### Problem requirements
Check the listing below for lines with the word "Iscriviti" and say how many there are, with nothing but the number.
───── Supplied information
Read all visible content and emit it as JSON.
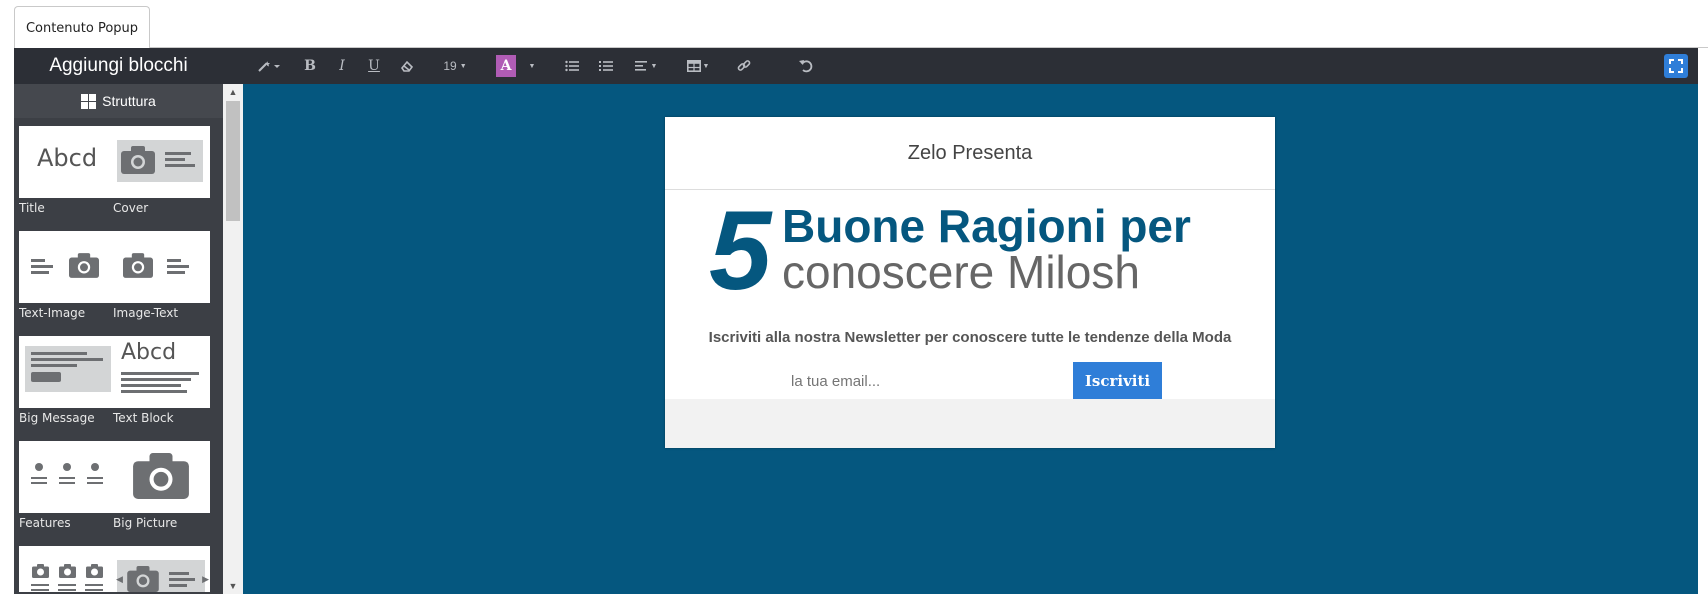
{
  "tab": {
    "label": "Contenuto Popup"
  },
  "sidebar": {
    "title": "Aggiungi blocchi",
    "section": "Struttura",
    "blocks": [
      {
        "label": "Title",
        "thumb_text": "Abcd"
      },
      {
        "label": "Cover"
      },
      {
        "label": "Text-Image"
      },
      {
        "label": "Image-Text"
      },
      {
        "label": "Big Message"
      },
      {
        "label": "Text Block",
        "thumb_text": "Abcd"
      },
      {
        "label": "Features"
      },
      {
        "label": "Big Picture"
      },
      {
        "label": ""
      },
      {
        "label": ""
      }
    ]
  },
  "toolbar": {
    "font_size": "19",
    "color_letter": "A",
    "color_swatch": "#b05cb5"
  },
  "popup": {
    "title": "Zelo Presenta",
    "number": "5",
    "headline_line1": "Buone Ragioni per",
    "headline_line2": "conoscere Milosh",
    "subtext": "Iscriviti alla nostra Newsletter per conoscere tutte le tendenze della Moda",
    "email_placeholder": "la tua email...",
    "subscribe_label": "Iscriviti"
  },
  "colors": {
    "canvas_bg": "#05577f",
    "sidebar_bg": "#3c3f45",
    "toolbar_bg": "#2c2f36",
    "accent": "#2f7ed8",
    "headline_blue": "#05577f"
  }
}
──────────
### Written response
2